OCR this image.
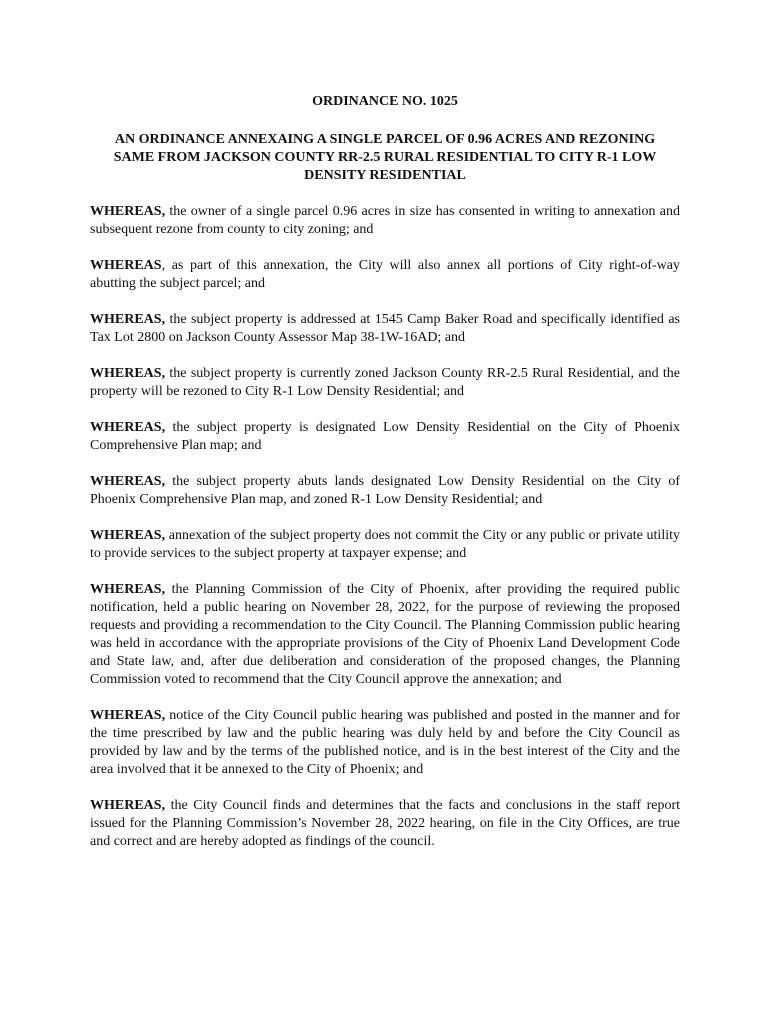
ORDINANCE NO. 1025

AN ORDINANCE ANNEXAING A SINGLE PARCEL OF 0.96 ACRES AND REZONING SAME FROM JACKSON COUNTY RR-2.5 RURAL RESIDENTIAL TO CITY R-1 LOW DENSITY RESIDENTIAL

WHEREAS, the owner of a single parcel 0.96 acres in size has consented in writing to annexation and subsequent rezone from county to city zoning; and

WHEREAS, as part of this annexation, the City will also annex all portions of City right-of-way abutting the subject parcel; and

WHEREAS, the subject property is addressed at 1545 Camp Baker Road and specifically identified as Tax Lot 2800 on Jackson County Assessor Map 38-1W-16AD; and

WHEREAS, the subject property is currently zoned Jackson County RR-2.5 Rural Residential, and the property will be rezoned to City R-1 Low Density Residential; and

WHEREAS, the subject property is designated Low Density Residential on the City of Phoenix Comprehensive Plan map; and

WHEREAS, the subject property abuts lands designated Low Density Residential on the City of Phoenix Comprehensive Plan map, and zoned R-1 Low Density Residential; and

WHEREAS, annexation of the subject property does not commit the City or any public or private utility to provide services to the subject property at taxpayer expense; and

WHEREAS, the Planning Commission of the City of Phoenix, after providing the required public notification, held a public hearing on November 28, 2022, for the purpose of reviewing the proposed requests and providing a recommendation to the City Council. The Planning Commission public hearing was held in accordance with the appropriate provisions of the City of Phoenix Land Development Code and State law, and, after due deliberation and consideration of the proposed changes, the Planning Commission voted to recommend that the City Council approve the annexation; and

WHEREAS, notice of the City Council public hearing was published and posted in the manner and for the time prescribed by law and the public hearing was duly held by and before the City Council as provided by law and by the terms of the published notice, and is in the best interest of the City and the area involved that it be annexed to the City of Phoenix; and

WHEREAS, the City Council finds and determines that the facts and conclusions in the staff report issued for the Planning Commission’s November 28, 2022 hearing, on file in the City Offices, are true and correct and are hereby adopted as findings of the council.
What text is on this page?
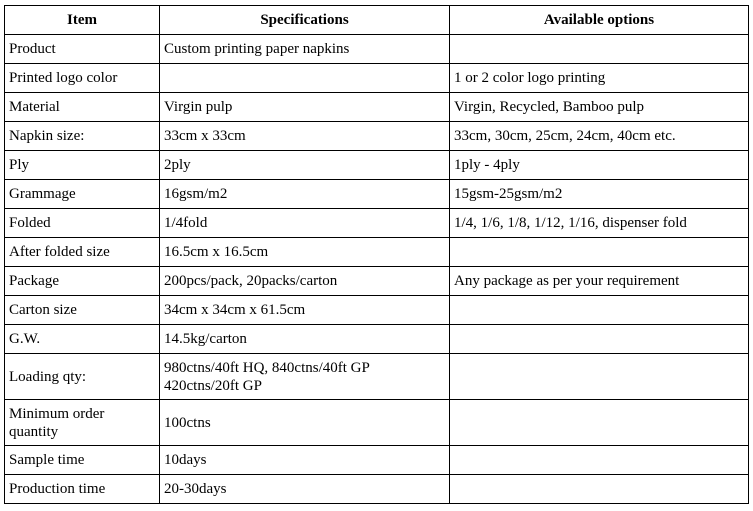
Item	Specifications	Available options
Product	Custom printing paper napkins	
Printed logo color		1 or 2 color logo printing
Material	Virgin pulp	Virgin, Recycled, Bamboo pulp
Napkin size:	33cm x 33cm	33cm, 30cm, 25cm, 24cm, 40cm etc.
Ply	2ply	1ply - 4ply
Grammage	16gsm/m2	15gsm-25gsm/m2
Folded	1/4fold	1/4, 1/6, 1/8, 1/12, 1/16, dispenser fold
After folded size	16.5cm x 16.5cm	
Package	200pcs/pack, 20packs/carton	Any package as per your requirement
Carton size	34cm x 34cm x 61.5cm	
G.W.	14.5kg/carton	
Loading qty:	980ctns/40ft HQ, 840ctns/40ft GP
420ctns/20ft GP	

Minimum order
quantity	100ctns	
Sample time	10days	
Production time	20-30days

************

WHAT IS REQUIRED: Copy the records exactly as they appear, excluding images.

TASK ANSWER:
OCR this image.
ORDINANCE NO. 1025

AN ORDINANCE ANNEXAING A SINGLE PARCEL OF 0.96 ACRES AND REZONING SAME FROM JACKSON COUNTY RR-2.5 RURAL RESIDENTIAL TO CITY R-1 LOW DENSITY RESIDENTIAL

WHEREAS, the owner of a single parcel 0.96 acres in size has consented in writing to annexation and subsequent rezone from county to city zoning; and

WHEREAS, as part of this annexation, the City will also annex all portions of City right-of-way abutting the subject parcel; and

WHEREAS, the subject property is addressed at 1545 Camp Baker Road and specifically identified as Tax Lot 2800 on Jackson County Assessor Map 38-1W-16AD; and

WHEREAS, the subject property is currently zoned Jackson County RR-2.5 Rural Residential, and the property will be rezoned to City R-1 Low Density Residential; and

WHEREAS, the subject property is designated Low Density Residential on the City of Phoenix Comprehensive Plan map; and

WHEREAS, the subject property abuts lands designated Low Density Residential on the City of Phoenix Comprehensive Plan map, and zoned R-1 Low Density Residential; and

WHEREAS, annexation of the subject property does not commit the City or any public or private utility to provide services to the subject property at taxpayer expense; and

WHEREAS, the Planning Commission of the City of Phoenix, after providing the required public notification, held a public hearing on November 28, 2022, for the purpose of reviewing the proposed requests and providing a recommendation to the City Council. The Planning Commission public hearing was held in accordance with the appropriate provisions of the City of Phoenix Land Development Code and State law, and, after due deliberation and consideration of the proposed changes, the Planning Commission voted to recommend that the City Council approve the annexation; and

WHEREAS, notice of the City Council public hearing was published and posted in the manner and for the time prescribed by law and the public hearing was duly held by and before the City Council as provided by law and by the terms of the published notice, and is in the best interest of the City and the area involved that it be annexed to the City of Phoenix; and

WHEREAS, the City Council finds and determines that the facts and conclusions in the staff report issued for the Planning Commission’s November 28, 2022 hearing, on file in the City Offices, are true and correct and are hereby adopted as findings of the council.
What text is on this page?
Item	Specifications	Available options
Product	Custom printing paper napkins	
Printed logo color		1 or 2 color logo printing
Material	Virgin pulp	Virgin, Recycled, Bamboo pulp
Napkin size:	33cm x 33cm	33cm, 30cm, 25cm, 24cm, 40cm etc.
Ply	2ply	1ply - 4ply
Grammage	16gsm/m2	15gsm-25gsm/m2
Folded	1/4fold	1/4, 1/6, 1/8, 1/12, 1/16, dispenser fold
After folded size	16.5cm x 16.5cm	
Package	200pcs/pack, 20packs/carton	Any package as per your requirement
Carton size	34cm x 34cm x 61.5cm	
G.W.	14.5kg/carton	
Loading qty:	980ctns/40ft HQ, 840ctns/40ft GP
420ctns/20ft GP	

Minimum order
quantity	100ctns	
Sample time	10days	
Production time	20-30days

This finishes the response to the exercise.